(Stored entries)
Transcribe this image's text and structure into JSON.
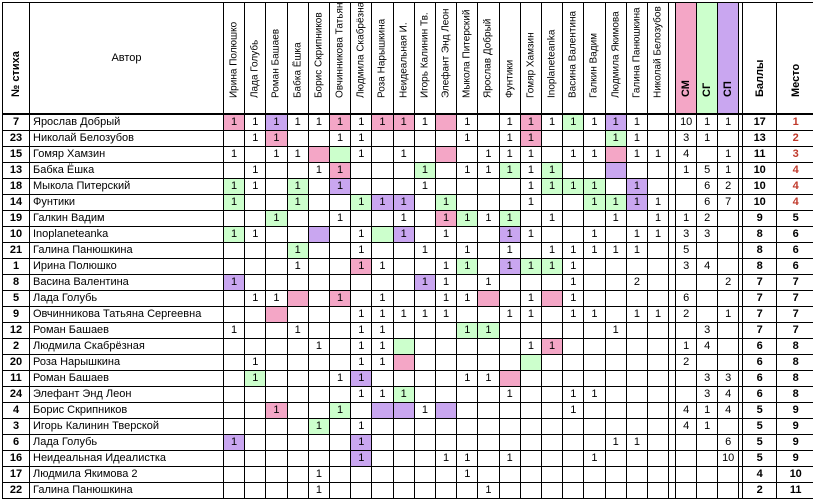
{
  "header": {
    "num_label": "№ стиха",
    "author_label": "Автор",
    "voters": [
      "Ирина Полюшко",
      "Лада Голубь",
      "Роман Башаев",
      "Бабка Ёшка",
      "Борис Скрипников",
      "Овчинникова Татьяна",
      "Людмила Скабрёзная",
      "Роза Нарышкина",
      "Неидеальная И.",
      "Игорь Калинин Тв.",
      "Элефант Энд Леон",
      "Мыкола Питерский",
      "Ярослав Добрый",
      "Фунтики",
      "Гомяр Хамзин",
      "Inoplaneteanka",
      "Васина Валентина",
      "Галкин Вадим",
      "Людмила Якимова",
      "Галина Панюшкина",
      "Николай Белозубов"
    ],
    "extras": [
      "СМ",
      "СГ",
      "СП"
    ],
    "total_label": "Баллы",
    "place_label": "Место"
  },
  "colors": {
    "pink": "#f4a6c6",
    "green": "#ccffcc",
    "purple": "#c9a6f0",
    "sm": "#f4a6c6",
    "sg": "#ccffcc",
    "sp": "#c9a6f0",
    "place": "#c0392b"
  },
  "rows": [
    {
      "num": "7",
      "author": "Ярослав Добрый",
      "votes": [
        "1",
        "1",
        "1",
        "1",
        "1",
        "1",
        "1",
        "1",
        "1",
        "1",
        "",
        "1",
        "",
        "1",
        "1",
        "1",
        "1",
        "1",
        "1",
        "1",
        ""
      ],
      "colors": [
        "pink",
        "",
        "purple",
        "",
        "",
        "pink",
        "",
        "pink",
        "pink",
        "",
        "pink",
        "",
        "",
        "",
        "pink",
        "",
        "green",
        "",
        "purple",
        "",
        ""
      ],
      "extras": [
        "10",
        "1",
        "1"
      ],
      "total": "17",
      "place": "1"
    },
    {
      "num": "23",
      "author": "Николай Белозубов",
      "votes": [
        "",
        "1",
        "1",
        "",
        "",
        "1",
        "1",
        "",
        "",
        "",
        "",
        "1",
        "",
        "1",
        "1",
        "",
        "",
        "",
        "1",
        "1",
        ""
      ],
      "colors": [
        "",
        "",
        "pink",
        "",
        "",
        "",
        "",
        "",
        "",
        "",
        "",
        "",
        "",
        "",
        "pink",
        "",
        "",
        "",
        "green",
        "",
        ""
      ],
      "extras": [
        "3",
        "1",
        ""
      ],
      "total": "13",
      "place": "2"
    },
    {
      "num": "15",
      "author": "Гомяр Хамзин",
      "votes": [
        "1",
        "",
        "1",
        "1",
        "",
        "",
        "1",
        "",
        "1",
        "",
        "",
        "",
        "1",
        "1",
        "1",
        "",
        "1",
        "1",
        "",
        "1",
        "1"
      ],
      "colors": [
        "",
        "",
        "",
        "",
        "pink",
        "green",
        "",
        "",
        "",
        "",
        "pink",
        "",
        "",
        "",
        "",
        "",
        "",
        "",
        "pink",
        "",
        ""
      ],
      "extras": [
        "4",
        "",
        "1"
      ],
      "total": "11",
      "place": "3"
    },
    {
      "num": "13",
      "author": "Бабка Ёшка",
      "votes": [
        "",
        "1",
        "",
        "",
        "1",
        "1",
        "",
        "",
        "",
        "1",
        "",
        "1",
        "1",
        "1",
        "1",
        "1",
        "",
        "",
        "",
        "",
        ""
      ],
      "colors": [
        "",
        "",
        "",
        "",
        "",
        "pink",
        "",
        "",
        "",
        "green",
        "",
        "",
        "",
        "green",
        "",
        "green",
        "",
        "",
        "purple",
        "",
        ""
      ],
      "extras": [
        "1",
        "5",
        "1"
      ],
      "total": "10",
      "place": "4"
    },
    {
      "num": "18",
      "author": "Мыкола Питерский",
      "votes": [
        "1",
        "1",
        "",
        "1",
        "",
        "1",
        "",
        "",
        "",
        "1",
        "",
        "",
        "",
        "",
        "1",
        "1",
        "1",
        "1",
        "",
        "1",
        ""
      ],
      "colors": [
        "green",
        "",
        "",
        "green",
        "",
        "purple",
        "",
        "",
        "",
        "",
        "",
        "",
        "",
        "",
        "",
        "green",
        "green",
        "green",
        "",
        "purple",
        ""
      ],
      "extras": [
        "",
        "6",
        "2"
      ],
      "total": "10",
      "place": "4"
    },
    {
      "num": "14",
      "author": "Фунтики",
      "votes": [
        "1",
        "",
        "",
        "1",
        "",
        "",
        "1",
        "1",
        "1",
        "",
        "1",
        "",
        "",
        "",
        "1",
        "",
        "",
        "1",
        "1",
        "1",
        "1"
      ],
      "colors": [
        "green",
        "",
        "",
        "green",
        "",
        "",
        "green",
        "purple",
        "purple",
        "",
        "green",
        "",
        "",
        "",
        "",
        "",
        "",
        "green",
        "green",
        "purple",
        ""
      ],
      "extras": [
        "",
        "6",
        "7"
      ],
      "total": "10",
      "place": "4"
    },
    {
      "num": "19",
      "author": "Галкин Вадим",
      "votes": [
        "",
        "",
        "1",
        "",
        "",
        "1",
        "",
        "",
        "1",
        "",
        "1",
        "1",
        "1",
        "1",
        "",
        "1",
        "",
        "",
        "1",
        "",
        "1"
      ],
      "colors": [
        "",
        "",
        "green",
        "",
        "",
        "",
        "",
        "",
        "",
        "",
        "pink",
        "green",
        "",
        "green",
        "",
        "",
        "",
        "",
        "",
        "",
        ""
      ],
      "extras": [
        "1",
        "2",
        ""
      ],
      "total": "9",
      "place": "5"
    },
    {
      "num": "10",
      "author": "Inoplaneteanka",
      "votes": [
        "1",
        "1",
        "",
        "",
        "",
        "",
        "1",
        "",
        "1",
        "",
        "1",
        "",
        "",
        "1",
        "1",
        "",
        "",
        "1",
        "",
        "1",
        "1"
      ],
      "colors": [
        "green",
        "",
        "",
        "",
        "purple",
        "",
        "",
        "green",
        "purple",
        "",
        "",
        "",
        "",
        "purple",
        "",
        "",
        "",
        "",
        "",
        "",
        ""
      ],
      "extras": [
        "3",
        "3",
        ""
      ],
      "total": "8",
      "place": "6"
    },
    {
      "num": "21",
      "author": "Галина Панюшкина",
      "votes": [
        "",
        "",
        "",
        "1",
        "",
        "",
        "1",
        "",
        "",
        "1",
        "",
        "1",
        "",
        "1",
        "",
        "1",
        "1",
        "1",
        "1",
        "1",
        ""
      ],
      "colors": [
        "",
        "",
        "",
        "green",
        "",
        "",
        "",
        "",
        "",
        "",
        "",
        "",
        "",
        "",
        "",
        "",
        "",
        "",
        "",
        "",
        ""
      ],
      "extras": [
        "5",
        "",
        ""
      ],
      "total": "8",
      "place": "6"
    },
    {
      "num": "1",
      "author": "Ирина Полюшко",
      "votes": [
        "",
        "",
        "",
        "1",
        "",
        "",
        "1",
        "1",
        "",
        "",
        "1",
        "1",
        "",
        "1",
        "1",
        "1",
        "1",
        "",
        "",
        "",
        ""
      ],
      "colors": [
        "",
        "",
        "",
        "",
        "",
        "",
        "pink",
        "",
        "",
        "",
        "",
        "green",
        "",
        "purple",
        "green",
        "green",
        "",
        "",
        "",
        "",
        ""
      ],
      "extras": [
        "3",
        "4",
        ""
      ],
      "total": "8",
      "place": "6"
    },
    {
      "num": "8",
      "author": "Васина Валентина",
      "votes": [
        "1",
        "",
        "",
        "",
        "",
        "",
        "",
        "",
        "",
        "1",
        "1",
        "",
        "1",
        "",
        "",
        "",
        "1",
        "",
        "",
        "2",
        ""
      ],
      "colors": [
        "purple",
        "",
        "",
        "",
        "",
        "",
        "",
        "",
        "",
        "purple",
        "",
        "",
        "",
        "",
        "",
        "",
        "",
        "",
        "",
        "",
        ""
      ],
      "extras": [
        "",
        "",
        "2"
      ],
      "total": "7",
      "place": "7"
    },
    {
      "num": "5",
      "author": "Лада Голубь",
      "votes": [
        "",
        "1",
        "1",
        "",
        "",
        "1",
        "",
        "1",
        "",
        "",
        "1",
        "1",
        "",
        "",
        "1",
        "",
        "1",
        "",
        "",
        "",
        ""
      ],
      "colors": [
        "",
        "",
        "",
        "pink",
        "",
        "pink",
        "",
        "",
        "",
        "",
        "",
        "",
        "pink",
        "",
        "",
        "pink",
        "",
        "",
        "",
        "",
        ""
      ],
      "extras": [
        "6",
        "",
        ""
      ],
      "total": "7",
      "place": "7"
    },
    {
      "num": "9",
      "author": "Овчинникова Татьяна Сергеевна",
      "votes": [
        "",
        "",
        "",
        "",
        "",
        "",
        "1",
        "1",
        "1",
        "1",
        "1",
        "",
        "",
        "1",
        "1",
        "",
        "1",
        "1",
        "",
        "1",
        "1"
      ],
      "colors": [
        "",
        "",
        "pink",
        "",
        "",
        "",
        "",
        "",
        "",
        "",
        "",
        "",
        "",
        "",
        "",
        "",
        "",
        "",
        "",
        "",
        ""
      ],
      "extras": [
        "2",
        "",
        "1"
      ],
      "total": "7",
      "place": "7"
    },
    {
      "num": "12",
      "author": "Роман Башаев",
      "votes": [
        "1",
        "",
        "",
        "1",
        "",
        "",
        "1",
        "1",
        "",
        "",
        "",
        "1",
        "1",
        "",
        "",
        "",
        "",
        "",
        "1",
        "",
        ""
      ],
      "colors": [
        "",
        "",
        "",
        "",
        "",
        "",
        "",
        "",
        "",
        "",
        "",
        "green",
        "green",
        "",
        "",
        "",
        "",
        "",
        "",
        "",
        ""
      ],
      "extras": [
        "",
        "3",
        ""
      ],
      "total": "7",
      "place": "7"
    },
    {
      "num": "2",
      "author": "Людмила Скабрёзная",
      "votes": [
        "",
        "",
        "",
        "",
        "1",
        "",
        "1",
        "1",
        "",
        "",
        "",
        "",
        "",
        "",
        "1",
        "1",
        "",
        "",
        "",
        "",
        ""
      ],
      "colors": [
        "",
        "",
        "",
        "",
        "",
        "",
        "",
        "",
        "green",
        "",
        "",
        "",
        "",
        "",
        "",
        "pink",
        "",
        "",
        "",
        "",
        ""
      ],
      "extras": [
        "1",
        "4",
        ""
      ],
      "total": "6",
      "place": "8"
    },
    {
      "num": "20",
      "author": "Роза Нарышкина",
      "votes": [
        "",
        "1",
        "",
        "",
        "",
        "",
        "1",
        "1",
        "",
        "",
        "",
        "",
        "",
        "",
        "",
        "",
        "",
        "",
        "",
        "",
        ""
      ],
      "colors": [
        "",
        "",
        "",
        "",
        "",
        "",
        "",
        "",
        "pink",
        "",
        "",
        "",
        "",
        "",
        "green",
        "",
        "",
        "",
        "",
        "",
        ""
      ],
      "extras": [
        "2",
        "",
        ""
      ],
      "total": "6",
      "place": "8"
    },
    {
      "num": "11",
      "author": "Роман Башаев",
      "votes": [
        "",
        "1",
        "",
        "",
        "",
        "1",
        "1",
        "",
        "",
        "",
        "",
        "1",
        "1",
        "",
        "",
        "",
        "",
        "",
        "",
        "",
        ""
      ],
      "colors": [
        "",
        "green",
        "",
        "",
        "",
        "",
        "purple",
        "",
        "",
        "",
        "",
        "",
        "",
        "pink",
        "",
        "",
        "",
        "",
        "",
        "",
        ""
      ],
      "extras": [
        "",
        "3",
        "3"
      ],
      "total": "6",
      "place": "8"
    },
    {
      "num": "24",
      "author": "Элефант Энд Леон",
      "votes": [
        "",
        "",
        "",
        "",
        "",
        "",
        "1",
        "1",
        "1",
        "",
        "",
        "",
        "",
        "1",
        "",
        "",
        "1",
        "1",
        "",
        "",
        ""
      ],
      "colors": [
        "",
        "",
        "",
        "",
        "",
        "",
        "",
        "",
        "green",
        "",
        "",
        "",
        "",
        "",
        "",
        "",
        "",
        "",
        "",
        "",
        ""
      ],
      "extras": [
        "",
        "3",
        "4"
      ],
      "total": "6",
      "place": "8"
    },
    {
      "num": "4",
      "author": "Борис Скрипников",
      "votes": [
        "",
        "",
        "1",
        "",
        "",
        "1",
        "",
        "",
        "",
        "1",
        "",
        "",
        "",
        "",
        "",
        "",
        "1",
        "",
        "",
        "",
        ""
      ],
      "colors": [
        "",
        "",
        "pink",
        "",
        "",
        "green",
        "",
        "purple",
        "purple",
        "",
        "purple",
        "",
        "",
        "",
        "",
        "",
        "",
        "",
        "",
        "",
        ""
      ],
      "extras": [
        "4",
        "1",
        "4"
      ],
      "total": "5",
      "place": "9"
    },
    {
      "num": "3",
      "author": "Игорь Калинин Тверской",
      "votes": [
        "",
        "",
        "",
        "",
        "1",
        "",
        "1",
        "",
        "",
        "",
        "",
        "",
        "",
        "",
        "",
        "",
        "",
        "",
        "",
        "",
        ""
      ],
      "colors": [
        "",
        "",
        "",
        "",
        "green",
        "",
        "",
        "",
        "",
        "",
        "",
        "",
        "",
        "",
        "",
        "",
        "",
        "",
        "",
        "",
        ""
      ],
      "extras": [
        "4",
        "1",
        ""
      ],
      "total": "5",
      "place": "9"
    },
    {
      "num": "6",
      "author": "Лада Голубь",
      "votes": [
        "1",
        "",
        "",
        "",
        "",
        "",
        "1",
        "",
        "",
        "",
        "",
        "",
        "",
        "",
        "",
        "",
        "",
        "",
        "1",
        "1",
        ""
      ],
      "colors": [
        "purple",
        "",
        "",
        "",
        "",
        "",
        "purple",
        "",
        "",
        "",
        "",
        "",
        "",
        "",
        "",
        "",
        "",
        "",
        "",
        "",
        ""
      ],
      "extras": [
        "",
        "",
        "6"
      ],
      "total": "5",
      "place": "9"
    },
    {
      "num": "16",
      "author": "Неидеальная Идеалистка",
      "votes": [
        "",
        "",
        "",
        "",
        "",
        "",
        "1",
        "",
        "",
        "",
        "1",
        "1",
        "",
        "1",
        "",
        "",
        "",
        "1",
        "",
        "",
        ""
      ],
      "colors": [
        "",
        "",
        "",
        "",
        "",
        "",
        "purple",
        "",
        "",
        "",
        "",
        "",
        "",
        "",
        "",
        "",
        "",
        "",
        "",
        "",
        ""
      ],
      "extras": [
        "",
        "",
        "10"
      ],
      "total": "5",
      "place": "9"
    },
    {
      "num": "17",
      "author": "Людмила Якимова 2",
      "votes": [
        "",
        "",
        "",
        "",
        "1",
        "",
        "",
        "",
        "",
        "",
        "",
        "1",
        "",
        "",
        "",
        "",
        "",
        "",
        "",
        "",
        ""
      ],
      "colors": [
        "",
        "",
        "",
        "",
        "",
        "",
        "",
        "",
        "",
        "",
        "",
        "",
        "",
        "",
        "",
        "",
        "",
        "",
        "",
        "",
        ""
      ],
      "extras": [
        "",
        "",
        ""
      ],
      "total": "4",
      "place": "10"
    },
    {
      "num": "22",
      "author": "Галина Панюшкина",
      "votes": [
        "",
        "",
        "",
        "",
        "1",
        "",
        "",
        "",
        "",
        "",
        "",
        "",
        "1",
        "",
        "",
        "",
        "",
        "",
        "",
        "",
        ""
      ],
      "colors": [
        "",
        "",
        "",
        "",
        "",
        "",
        "",
        "",
        "",
        "",
        "",
        "",
        "",
        "",
        "",
        "",
        "",
        "",
        "",
        "",
        ""
      ],
      "extras": [
        "",
        "",
        ""
      ],
      "total": "2",
      "place": "11"
    }
  ]
}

▸ Task objective
Check the data for the word "Калинин" and pull out the lines that have it.

▸ Reply
      "Игорь Калинин Тв.",
      "author": "Игорь Калинин Тверской",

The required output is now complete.